Given instruction:
Tally the lines that include the word "xlabel" and reply with nothing but the total.

Supplied data:
※
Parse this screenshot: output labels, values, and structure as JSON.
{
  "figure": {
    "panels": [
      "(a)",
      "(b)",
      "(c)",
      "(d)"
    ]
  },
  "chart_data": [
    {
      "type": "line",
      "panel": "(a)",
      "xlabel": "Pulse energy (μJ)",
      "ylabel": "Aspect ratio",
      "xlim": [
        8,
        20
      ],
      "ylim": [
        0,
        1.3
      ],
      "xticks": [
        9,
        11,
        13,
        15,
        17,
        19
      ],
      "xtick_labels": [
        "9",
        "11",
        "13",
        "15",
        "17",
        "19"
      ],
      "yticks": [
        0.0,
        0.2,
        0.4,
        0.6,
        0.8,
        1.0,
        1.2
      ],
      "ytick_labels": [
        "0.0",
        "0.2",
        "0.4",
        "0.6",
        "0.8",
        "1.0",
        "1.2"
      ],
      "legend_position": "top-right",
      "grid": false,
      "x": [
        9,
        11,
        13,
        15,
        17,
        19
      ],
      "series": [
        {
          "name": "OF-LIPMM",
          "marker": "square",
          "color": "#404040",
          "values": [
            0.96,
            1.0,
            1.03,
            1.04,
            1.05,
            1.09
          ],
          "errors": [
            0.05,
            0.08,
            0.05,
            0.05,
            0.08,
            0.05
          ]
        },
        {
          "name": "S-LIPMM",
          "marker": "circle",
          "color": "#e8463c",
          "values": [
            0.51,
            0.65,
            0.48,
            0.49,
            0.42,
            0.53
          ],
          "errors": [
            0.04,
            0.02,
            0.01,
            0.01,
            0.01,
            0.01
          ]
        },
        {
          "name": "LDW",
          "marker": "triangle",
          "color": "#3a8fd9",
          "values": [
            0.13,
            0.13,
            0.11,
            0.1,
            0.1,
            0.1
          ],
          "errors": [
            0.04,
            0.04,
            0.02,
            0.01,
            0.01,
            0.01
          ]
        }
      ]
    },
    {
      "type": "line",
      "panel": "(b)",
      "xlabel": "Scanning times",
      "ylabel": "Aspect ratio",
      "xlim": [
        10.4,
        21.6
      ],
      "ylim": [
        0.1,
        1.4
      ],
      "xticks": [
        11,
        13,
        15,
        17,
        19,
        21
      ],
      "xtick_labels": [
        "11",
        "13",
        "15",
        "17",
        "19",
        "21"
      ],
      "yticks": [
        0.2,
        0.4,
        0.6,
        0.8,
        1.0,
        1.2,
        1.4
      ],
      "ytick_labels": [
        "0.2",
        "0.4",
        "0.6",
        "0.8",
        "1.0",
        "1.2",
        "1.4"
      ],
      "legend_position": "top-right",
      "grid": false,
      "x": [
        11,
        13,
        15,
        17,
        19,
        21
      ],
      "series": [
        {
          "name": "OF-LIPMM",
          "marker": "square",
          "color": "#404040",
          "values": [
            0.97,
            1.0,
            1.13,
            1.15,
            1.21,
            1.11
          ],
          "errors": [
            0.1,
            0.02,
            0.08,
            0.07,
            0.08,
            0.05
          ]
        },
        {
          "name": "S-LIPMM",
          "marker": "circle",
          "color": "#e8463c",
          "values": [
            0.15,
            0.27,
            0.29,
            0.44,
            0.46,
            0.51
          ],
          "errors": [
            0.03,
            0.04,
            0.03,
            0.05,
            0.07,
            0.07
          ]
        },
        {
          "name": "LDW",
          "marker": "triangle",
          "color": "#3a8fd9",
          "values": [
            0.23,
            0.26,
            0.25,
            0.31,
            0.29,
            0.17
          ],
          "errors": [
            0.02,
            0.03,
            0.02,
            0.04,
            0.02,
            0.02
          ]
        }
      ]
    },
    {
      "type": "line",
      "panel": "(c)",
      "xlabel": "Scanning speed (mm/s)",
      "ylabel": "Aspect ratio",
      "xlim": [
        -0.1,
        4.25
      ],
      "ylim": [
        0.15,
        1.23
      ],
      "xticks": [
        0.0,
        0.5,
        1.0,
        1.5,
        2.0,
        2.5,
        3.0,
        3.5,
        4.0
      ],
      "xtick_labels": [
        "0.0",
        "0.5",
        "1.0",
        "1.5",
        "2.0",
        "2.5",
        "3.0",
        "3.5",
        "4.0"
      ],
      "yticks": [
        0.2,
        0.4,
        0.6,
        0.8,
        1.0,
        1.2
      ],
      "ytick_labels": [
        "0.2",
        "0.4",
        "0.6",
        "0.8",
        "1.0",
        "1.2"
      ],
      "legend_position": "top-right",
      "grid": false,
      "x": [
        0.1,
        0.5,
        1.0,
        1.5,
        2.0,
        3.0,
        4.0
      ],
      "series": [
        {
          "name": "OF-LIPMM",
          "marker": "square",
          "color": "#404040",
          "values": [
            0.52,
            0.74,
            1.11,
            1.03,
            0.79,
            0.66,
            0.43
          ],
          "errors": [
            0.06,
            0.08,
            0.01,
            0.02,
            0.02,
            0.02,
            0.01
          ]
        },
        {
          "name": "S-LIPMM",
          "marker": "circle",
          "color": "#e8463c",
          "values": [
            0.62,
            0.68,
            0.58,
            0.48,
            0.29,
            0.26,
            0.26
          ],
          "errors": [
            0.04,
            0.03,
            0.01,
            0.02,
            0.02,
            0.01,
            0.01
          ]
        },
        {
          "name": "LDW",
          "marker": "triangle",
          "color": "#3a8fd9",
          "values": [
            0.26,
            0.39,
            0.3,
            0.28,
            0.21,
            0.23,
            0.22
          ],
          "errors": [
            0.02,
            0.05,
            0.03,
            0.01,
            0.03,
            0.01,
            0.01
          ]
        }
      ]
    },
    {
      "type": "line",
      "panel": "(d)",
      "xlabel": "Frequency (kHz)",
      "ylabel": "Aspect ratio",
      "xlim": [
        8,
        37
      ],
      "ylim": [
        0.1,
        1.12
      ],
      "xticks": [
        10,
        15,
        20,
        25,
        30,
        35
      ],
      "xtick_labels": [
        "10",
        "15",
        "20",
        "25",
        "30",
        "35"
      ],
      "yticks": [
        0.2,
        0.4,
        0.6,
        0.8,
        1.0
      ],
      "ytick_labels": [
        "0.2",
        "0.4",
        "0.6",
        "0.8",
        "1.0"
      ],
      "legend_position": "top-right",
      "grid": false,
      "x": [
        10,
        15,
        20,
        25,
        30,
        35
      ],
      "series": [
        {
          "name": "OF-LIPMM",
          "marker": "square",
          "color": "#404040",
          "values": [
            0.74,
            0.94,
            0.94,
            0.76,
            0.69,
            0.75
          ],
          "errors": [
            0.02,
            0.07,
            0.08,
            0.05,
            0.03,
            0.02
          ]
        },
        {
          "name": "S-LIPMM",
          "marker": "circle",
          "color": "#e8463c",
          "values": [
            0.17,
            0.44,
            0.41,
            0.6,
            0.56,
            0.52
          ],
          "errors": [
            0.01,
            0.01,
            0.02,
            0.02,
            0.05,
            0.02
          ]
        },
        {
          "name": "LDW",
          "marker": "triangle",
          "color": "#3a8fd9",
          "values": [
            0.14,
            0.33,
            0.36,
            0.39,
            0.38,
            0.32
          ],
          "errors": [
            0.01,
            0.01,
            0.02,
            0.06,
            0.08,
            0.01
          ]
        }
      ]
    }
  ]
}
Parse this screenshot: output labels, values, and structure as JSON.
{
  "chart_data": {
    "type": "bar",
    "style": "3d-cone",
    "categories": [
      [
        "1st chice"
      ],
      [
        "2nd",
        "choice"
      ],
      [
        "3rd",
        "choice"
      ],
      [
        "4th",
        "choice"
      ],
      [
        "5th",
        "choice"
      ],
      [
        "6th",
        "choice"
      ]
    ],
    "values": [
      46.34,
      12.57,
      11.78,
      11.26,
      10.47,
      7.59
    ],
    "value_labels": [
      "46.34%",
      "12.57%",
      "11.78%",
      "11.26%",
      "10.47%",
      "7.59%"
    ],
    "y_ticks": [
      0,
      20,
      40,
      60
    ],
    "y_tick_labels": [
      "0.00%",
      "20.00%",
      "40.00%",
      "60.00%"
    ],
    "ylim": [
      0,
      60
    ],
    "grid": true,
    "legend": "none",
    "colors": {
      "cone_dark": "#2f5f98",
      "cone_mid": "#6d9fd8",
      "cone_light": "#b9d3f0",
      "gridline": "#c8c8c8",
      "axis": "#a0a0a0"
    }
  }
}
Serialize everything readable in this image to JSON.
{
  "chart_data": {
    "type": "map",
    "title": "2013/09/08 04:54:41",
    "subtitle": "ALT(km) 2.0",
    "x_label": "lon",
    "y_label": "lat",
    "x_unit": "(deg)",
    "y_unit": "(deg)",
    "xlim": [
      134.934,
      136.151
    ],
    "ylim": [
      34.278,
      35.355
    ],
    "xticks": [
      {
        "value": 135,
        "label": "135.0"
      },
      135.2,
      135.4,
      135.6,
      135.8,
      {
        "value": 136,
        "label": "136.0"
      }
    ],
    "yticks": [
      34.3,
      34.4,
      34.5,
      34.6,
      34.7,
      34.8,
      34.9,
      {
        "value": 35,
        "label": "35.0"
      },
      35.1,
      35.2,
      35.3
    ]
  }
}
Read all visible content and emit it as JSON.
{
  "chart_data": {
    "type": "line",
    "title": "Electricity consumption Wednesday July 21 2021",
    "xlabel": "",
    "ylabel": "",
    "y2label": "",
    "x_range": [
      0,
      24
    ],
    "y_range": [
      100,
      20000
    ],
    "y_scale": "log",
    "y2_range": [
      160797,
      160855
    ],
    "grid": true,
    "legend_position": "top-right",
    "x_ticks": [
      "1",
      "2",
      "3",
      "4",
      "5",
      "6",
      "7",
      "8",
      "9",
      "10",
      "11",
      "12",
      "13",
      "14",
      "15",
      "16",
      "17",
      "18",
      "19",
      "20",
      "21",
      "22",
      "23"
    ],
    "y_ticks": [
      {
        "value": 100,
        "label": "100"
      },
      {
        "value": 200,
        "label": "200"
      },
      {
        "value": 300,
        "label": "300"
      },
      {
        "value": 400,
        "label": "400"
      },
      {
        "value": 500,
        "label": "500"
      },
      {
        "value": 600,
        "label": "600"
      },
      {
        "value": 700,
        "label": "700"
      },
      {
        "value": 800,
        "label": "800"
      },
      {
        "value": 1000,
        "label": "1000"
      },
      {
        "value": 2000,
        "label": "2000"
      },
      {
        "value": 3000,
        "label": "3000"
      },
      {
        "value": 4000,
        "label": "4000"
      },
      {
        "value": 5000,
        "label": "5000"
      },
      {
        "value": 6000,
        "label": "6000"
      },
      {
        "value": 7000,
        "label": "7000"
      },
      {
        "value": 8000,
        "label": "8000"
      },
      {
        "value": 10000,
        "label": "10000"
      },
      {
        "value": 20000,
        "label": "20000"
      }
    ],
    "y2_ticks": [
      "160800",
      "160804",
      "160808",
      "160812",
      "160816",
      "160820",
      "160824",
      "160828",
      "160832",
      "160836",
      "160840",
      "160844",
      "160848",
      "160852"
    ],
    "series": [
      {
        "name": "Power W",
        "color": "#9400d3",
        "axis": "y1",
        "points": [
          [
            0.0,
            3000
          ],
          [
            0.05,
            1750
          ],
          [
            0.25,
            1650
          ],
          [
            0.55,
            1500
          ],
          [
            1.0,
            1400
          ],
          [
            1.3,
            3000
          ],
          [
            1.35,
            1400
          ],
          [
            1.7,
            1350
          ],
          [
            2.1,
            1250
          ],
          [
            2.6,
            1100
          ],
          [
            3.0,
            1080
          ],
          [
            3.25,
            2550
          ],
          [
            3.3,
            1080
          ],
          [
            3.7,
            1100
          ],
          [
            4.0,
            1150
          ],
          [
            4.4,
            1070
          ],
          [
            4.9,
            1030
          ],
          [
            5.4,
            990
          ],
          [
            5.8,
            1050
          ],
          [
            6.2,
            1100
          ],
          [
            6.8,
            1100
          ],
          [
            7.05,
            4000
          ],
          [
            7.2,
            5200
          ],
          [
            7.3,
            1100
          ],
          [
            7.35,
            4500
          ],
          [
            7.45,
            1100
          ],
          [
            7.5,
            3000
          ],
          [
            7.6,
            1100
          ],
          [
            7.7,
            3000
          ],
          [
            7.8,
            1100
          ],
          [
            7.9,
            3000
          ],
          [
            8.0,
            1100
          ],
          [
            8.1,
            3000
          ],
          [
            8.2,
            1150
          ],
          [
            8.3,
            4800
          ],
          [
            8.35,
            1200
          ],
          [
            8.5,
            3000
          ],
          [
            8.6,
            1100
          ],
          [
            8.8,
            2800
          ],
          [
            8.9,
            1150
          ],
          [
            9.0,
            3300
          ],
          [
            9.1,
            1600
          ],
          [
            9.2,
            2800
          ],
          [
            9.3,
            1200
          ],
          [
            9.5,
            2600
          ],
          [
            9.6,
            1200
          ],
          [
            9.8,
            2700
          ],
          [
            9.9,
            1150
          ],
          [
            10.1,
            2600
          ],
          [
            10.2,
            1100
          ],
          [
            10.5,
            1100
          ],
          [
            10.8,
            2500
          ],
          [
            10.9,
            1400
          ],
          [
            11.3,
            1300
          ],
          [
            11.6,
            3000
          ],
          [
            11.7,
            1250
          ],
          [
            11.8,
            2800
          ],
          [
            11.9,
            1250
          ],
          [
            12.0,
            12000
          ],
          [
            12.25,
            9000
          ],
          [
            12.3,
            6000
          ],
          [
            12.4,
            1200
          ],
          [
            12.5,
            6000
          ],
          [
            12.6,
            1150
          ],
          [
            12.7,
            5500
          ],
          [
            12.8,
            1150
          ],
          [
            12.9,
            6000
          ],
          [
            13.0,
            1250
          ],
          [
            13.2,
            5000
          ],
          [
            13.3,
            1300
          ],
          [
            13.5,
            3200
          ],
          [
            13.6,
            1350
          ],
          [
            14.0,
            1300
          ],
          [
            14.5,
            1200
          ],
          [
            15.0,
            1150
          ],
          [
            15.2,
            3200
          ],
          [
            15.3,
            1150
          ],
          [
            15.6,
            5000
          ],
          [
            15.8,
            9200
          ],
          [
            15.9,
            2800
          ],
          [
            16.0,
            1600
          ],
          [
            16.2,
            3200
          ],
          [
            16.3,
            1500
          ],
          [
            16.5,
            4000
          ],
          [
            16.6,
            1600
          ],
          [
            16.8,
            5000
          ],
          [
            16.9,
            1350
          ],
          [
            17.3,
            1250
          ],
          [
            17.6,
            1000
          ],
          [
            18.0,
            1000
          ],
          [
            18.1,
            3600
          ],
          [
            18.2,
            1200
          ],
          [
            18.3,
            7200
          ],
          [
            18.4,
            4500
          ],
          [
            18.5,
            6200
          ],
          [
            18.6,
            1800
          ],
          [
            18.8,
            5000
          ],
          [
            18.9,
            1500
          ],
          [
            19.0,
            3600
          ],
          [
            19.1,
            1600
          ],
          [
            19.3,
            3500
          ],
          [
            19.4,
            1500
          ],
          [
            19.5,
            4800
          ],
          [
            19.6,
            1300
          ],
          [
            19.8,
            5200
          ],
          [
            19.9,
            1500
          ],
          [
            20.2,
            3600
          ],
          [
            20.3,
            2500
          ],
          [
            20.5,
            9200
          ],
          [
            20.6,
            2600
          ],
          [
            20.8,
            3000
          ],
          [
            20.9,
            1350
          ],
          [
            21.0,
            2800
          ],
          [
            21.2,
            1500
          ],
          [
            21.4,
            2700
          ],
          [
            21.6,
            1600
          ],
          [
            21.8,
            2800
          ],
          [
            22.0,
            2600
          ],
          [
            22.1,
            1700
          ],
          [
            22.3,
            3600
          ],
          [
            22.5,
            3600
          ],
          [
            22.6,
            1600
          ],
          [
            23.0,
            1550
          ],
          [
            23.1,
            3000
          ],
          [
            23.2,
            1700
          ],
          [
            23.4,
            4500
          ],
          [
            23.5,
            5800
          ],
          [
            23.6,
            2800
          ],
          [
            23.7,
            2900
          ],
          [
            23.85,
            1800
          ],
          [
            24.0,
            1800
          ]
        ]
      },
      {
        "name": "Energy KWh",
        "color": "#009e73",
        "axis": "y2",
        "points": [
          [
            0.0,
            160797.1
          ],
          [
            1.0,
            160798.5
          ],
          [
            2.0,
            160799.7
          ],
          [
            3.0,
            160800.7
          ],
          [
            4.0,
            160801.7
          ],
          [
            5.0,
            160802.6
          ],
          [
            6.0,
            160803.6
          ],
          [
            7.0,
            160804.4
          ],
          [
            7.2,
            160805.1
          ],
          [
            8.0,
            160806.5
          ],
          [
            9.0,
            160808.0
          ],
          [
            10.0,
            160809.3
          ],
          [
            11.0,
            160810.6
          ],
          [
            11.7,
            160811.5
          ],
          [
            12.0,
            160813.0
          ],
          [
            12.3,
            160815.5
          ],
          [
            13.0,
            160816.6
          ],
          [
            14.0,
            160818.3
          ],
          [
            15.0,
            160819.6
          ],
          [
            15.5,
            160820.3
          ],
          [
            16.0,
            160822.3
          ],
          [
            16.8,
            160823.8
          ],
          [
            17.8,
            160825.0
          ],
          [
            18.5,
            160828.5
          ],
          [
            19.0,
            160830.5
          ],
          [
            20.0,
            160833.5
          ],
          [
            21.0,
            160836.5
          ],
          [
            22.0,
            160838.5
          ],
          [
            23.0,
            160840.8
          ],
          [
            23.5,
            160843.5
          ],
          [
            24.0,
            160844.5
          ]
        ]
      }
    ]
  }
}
※
Solution below:
5